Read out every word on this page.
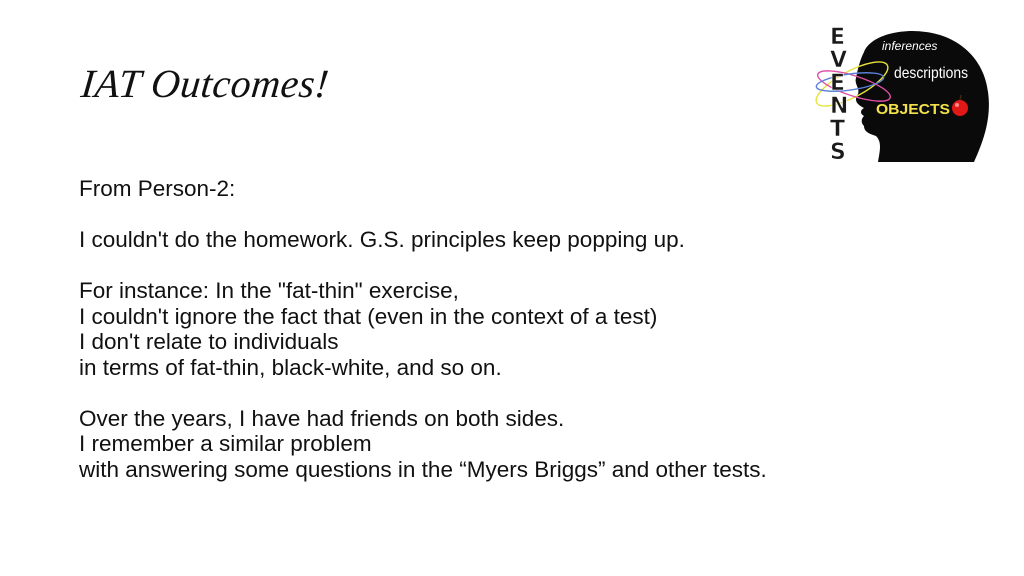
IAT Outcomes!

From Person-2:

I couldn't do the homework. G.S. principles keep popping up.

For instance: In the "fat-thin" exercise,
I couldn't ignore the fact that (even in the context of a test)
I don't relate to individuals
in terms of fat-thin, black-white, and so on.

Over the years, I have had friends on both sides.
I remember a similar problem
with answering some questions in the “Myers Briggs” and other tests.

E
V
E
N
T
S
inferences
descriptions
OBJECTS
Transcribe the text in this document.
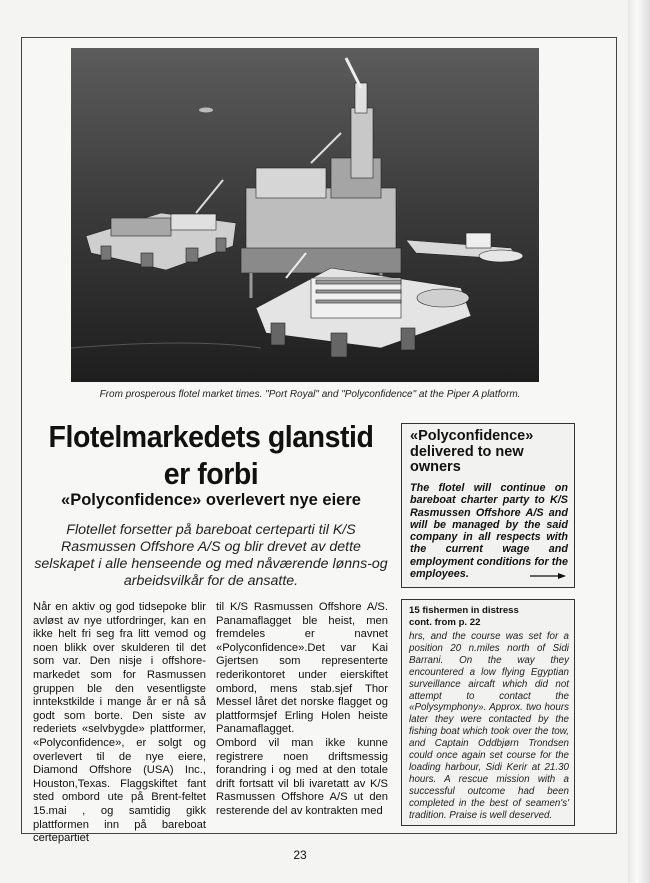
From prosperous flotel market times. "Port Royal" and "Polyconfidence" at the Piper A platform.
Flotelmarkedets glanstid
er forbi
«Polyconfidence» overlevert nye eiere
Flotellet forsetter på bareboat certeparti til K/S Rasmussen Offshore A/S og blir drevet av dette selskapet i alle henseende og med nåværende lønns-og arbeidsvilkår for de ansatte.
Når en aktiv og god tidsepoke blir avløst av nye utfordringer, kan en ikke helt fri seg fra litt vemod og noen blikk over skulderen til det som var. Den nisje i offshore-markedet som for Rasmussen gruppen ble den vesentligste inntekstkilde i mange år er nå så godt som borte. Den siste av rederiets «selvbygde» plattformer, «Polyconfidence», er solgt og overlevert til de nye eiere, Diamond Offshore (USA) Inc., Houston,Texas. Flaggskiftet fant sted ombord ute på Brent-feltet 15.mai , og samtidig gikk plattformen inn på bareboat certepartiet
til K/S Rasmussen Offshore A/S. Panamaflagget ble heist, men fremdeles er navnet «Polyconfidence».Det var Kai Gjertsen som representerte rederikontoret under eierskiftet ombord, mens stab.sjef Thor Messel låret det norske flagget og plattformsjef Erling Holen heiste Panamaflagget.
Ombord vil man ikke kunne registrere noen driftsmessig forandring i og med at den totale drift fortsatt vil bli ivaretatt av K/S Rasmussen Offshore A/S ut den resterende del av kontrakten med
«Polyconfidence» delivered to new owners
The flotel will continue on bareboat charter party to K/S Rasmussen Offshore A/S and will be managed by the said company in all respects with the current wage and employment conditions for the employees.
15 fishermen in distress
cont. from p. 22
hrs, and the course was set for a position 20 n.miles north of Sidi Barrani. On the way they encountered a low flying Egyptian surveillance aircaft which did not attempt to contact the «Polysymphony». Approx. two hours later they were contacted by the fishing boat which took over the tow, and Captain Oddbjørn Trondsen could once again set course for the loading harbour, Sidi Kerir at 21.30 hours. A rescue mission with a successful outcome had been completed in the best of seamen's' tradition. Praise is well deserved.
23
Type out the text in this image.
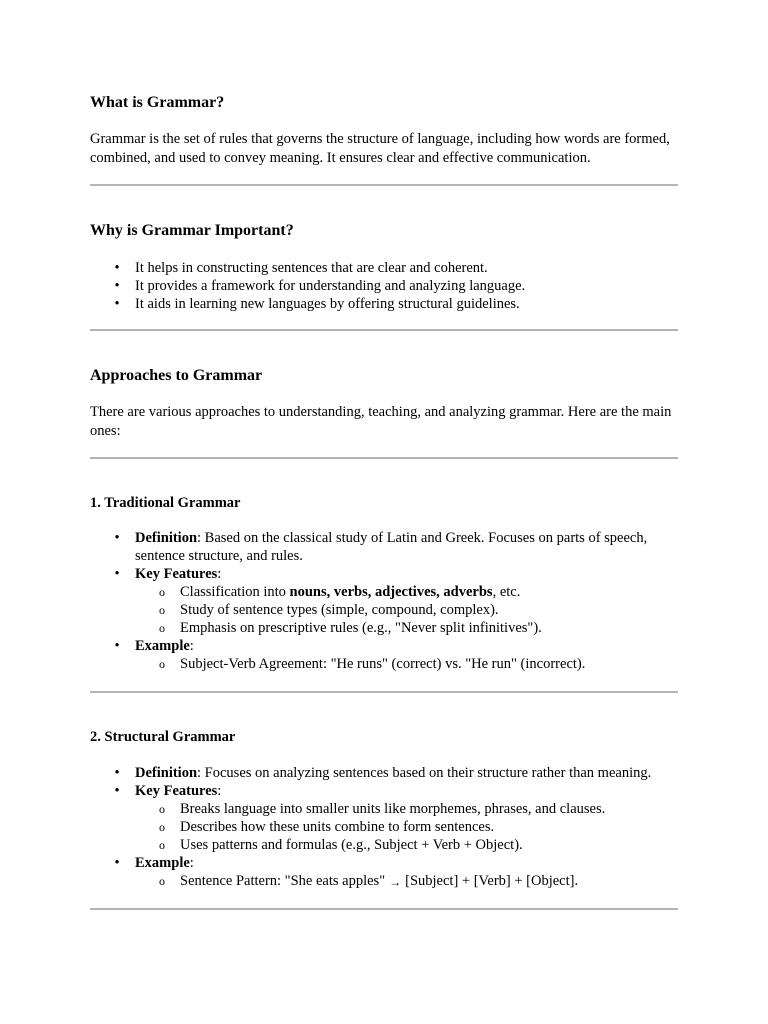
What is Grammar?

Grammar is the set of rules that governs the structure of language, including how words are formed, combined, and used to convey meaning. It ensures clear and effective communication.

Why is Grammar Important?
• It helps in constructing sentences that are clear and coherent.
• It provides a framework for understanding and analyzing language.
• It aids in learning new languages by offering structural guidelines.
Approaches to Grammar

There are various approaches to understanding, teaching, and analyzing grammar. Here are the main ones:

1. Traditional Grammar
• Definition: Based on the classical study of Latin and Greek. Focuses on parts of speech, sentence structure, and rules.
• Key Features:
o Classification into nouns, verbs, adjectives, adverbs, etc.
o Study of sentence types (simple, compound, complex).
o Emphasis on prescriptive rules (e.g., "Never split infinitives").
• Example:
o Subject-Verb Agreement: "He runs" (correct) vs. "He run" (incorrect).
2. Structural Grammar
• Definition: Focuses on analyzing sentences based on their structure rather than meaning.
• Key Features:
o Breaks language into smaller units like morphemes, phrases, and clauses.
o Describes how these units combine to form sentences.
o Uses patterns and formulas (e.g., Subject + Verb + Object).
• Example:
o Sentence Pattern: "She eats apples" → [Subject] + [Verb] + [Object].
──────────────────────────────
Problem details - In the entries above, how many lines contain the word "Focuses"? Answer with the number only.

Solution to the problem - 2